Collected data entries
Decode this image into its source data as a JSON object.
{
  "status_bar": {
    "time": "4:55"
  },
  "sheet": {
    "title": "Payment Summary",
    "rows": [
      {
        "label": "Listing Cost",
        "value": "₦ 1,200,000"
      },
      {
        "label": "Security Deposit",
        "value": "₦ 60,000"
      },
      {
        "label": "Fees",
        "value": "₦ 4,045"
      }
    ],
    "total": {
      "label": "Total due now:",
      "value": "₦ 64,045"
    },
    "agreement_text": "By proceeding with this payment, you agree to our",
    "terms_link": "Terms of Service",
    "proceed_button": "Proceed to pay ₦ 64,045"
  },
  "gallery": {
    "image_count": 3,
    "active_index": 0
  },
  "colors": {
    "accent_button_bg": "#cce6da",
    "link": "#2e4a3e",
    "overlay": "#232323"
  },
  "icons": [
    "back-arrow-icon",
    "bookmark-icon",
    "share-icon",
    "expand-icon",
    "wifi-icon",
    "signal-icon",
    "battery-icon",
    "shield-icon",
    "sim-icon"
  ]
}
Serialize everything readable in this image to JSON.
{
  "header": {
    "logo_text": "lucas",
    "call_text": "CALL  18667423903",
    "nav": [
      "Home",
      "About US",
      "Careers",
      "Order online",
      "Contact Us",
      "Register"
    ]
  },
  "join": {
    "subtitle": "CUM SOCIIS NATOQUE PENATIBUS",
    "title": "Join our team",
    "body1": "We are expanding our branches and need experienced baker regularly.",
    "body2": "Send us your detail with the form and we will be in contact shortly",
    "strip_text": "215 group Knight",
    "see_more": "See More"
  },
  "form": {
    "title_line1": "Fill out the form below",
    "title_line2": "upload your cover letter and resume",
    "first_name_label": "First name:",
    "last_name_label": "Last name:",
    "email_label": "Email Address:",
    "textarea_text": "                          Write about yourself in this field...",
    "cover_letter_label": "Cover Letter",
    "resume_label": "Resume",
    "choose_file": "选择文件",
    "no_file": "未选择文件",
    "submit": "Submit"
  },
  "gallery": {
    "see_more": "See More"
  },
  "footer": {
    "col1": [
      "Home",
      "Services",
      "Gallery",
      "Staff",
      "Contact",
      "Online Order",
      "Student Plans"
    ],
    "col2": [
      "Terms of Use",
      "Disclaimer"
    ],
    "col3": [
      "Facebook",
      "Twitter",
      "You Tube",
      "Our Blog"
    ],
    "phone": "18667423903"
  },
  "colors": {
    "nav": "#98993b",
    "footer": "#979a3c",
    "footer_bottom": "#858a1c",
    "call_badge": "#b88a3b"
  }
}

◆ BRIEF:
Your task is to print the whole listing again exactly.

◆ EXERCISE RESULT:
Decode this image into its source data as a JSON object.
{
  "status_bar": {
    "time": "4:55"
  },
  "sheet": {
    "title": "Payment Summary",
    "rows": [
      {
        "label": "Listing Cost",
        "value": "₦ 1,200,000"
      },
      {
        "label": "Security Deposit",
        "value": "₦ 60,000"
      },
      {
        "label": "Fees",
        "value": "₦ 4,045"
      }
    ],
    "total": {
      "label": "Total due now:",
      "value": "₦ 64,045"
    },
    "agreement_text": "By proceeding with this payment, you agree to our",
    "terms_link": "Terms of Service",
    "proceed_button": "Proceed to pay ₦ 64,045"
  },
  "gallery": {
    "image_count": 3,
    "active_index": 0
  },
  "colors": {
    "accent_button_bg": "#cce6da",
    "link": "#2e4a3e",
    "overlay": "#232323"
  },
  "icons": [
    "back-arrow-icon",
    "bookmark-icon",
    "share-icon",
    "expand-icon",
    "wifi-icon",
    "signal-icon",
    "battery-icon",
    "shield-icon",
    "sim-icon"
  ]
}
Serialize everything readable in this image to JSON.
{
  "header": {
    "logo_text": "lucas",
    "call_text": "CALL  18667423903",
    "nav": [
      "Home",
      "About US",
      "Careers",
      "Order online",
      "Contact Us",
      "Register"
    ]
  },
  "join": {
    "subtitle": "CUM SOCIIS NATOQUE PENATIBUS",
    "title": "Join our team",
    "body1": "We are expanding our branches and need experienced baker regularly.",
    "body2": "Send us your detail with the form and we will be in contact shortly",
    "strip_text": "215 group Knight",
    "see_more": "See More"
  },
  "form": {
    "title_line1": "Fill out the form below",
    "title_line2": "upload your cover letter and resume",
    "first_name_label": "First name:",
    "last_name_label": "Last name:",
    "email_label": "Email Address:",
    "textarea_text": "                          Write about yourself in this field...",
    "cover_letter_label": "Cover Letter",
    "resume_label": "Resume",
    "choose_file": "选择文件",
    "no_file": "未选择文件",
    "submit": "Submit"
  },
  "gallery": {
    "see_more": "See More"
  },
  "footer": {
    "col1": [
      "Home",
      "Services",
      "Gallery",
      "Staff",
      "Contact",
      "Online Order",
      "Student Plans"
    ],
    "col2": [
      "Terms of Use",
      "Disclaimer"
    ],
    "col3": [
      "Facebook",
      "Twitter",
      "You Tube",
      "Our Blog"
    ],
    "phone": "18667423903"
  },
  "colors": {
    "nav": "#98993b",
    "footer": "#979a3c",
    "footer_bottom": "#858a1c",
    "call_badge": "#b88a3b"
  }
}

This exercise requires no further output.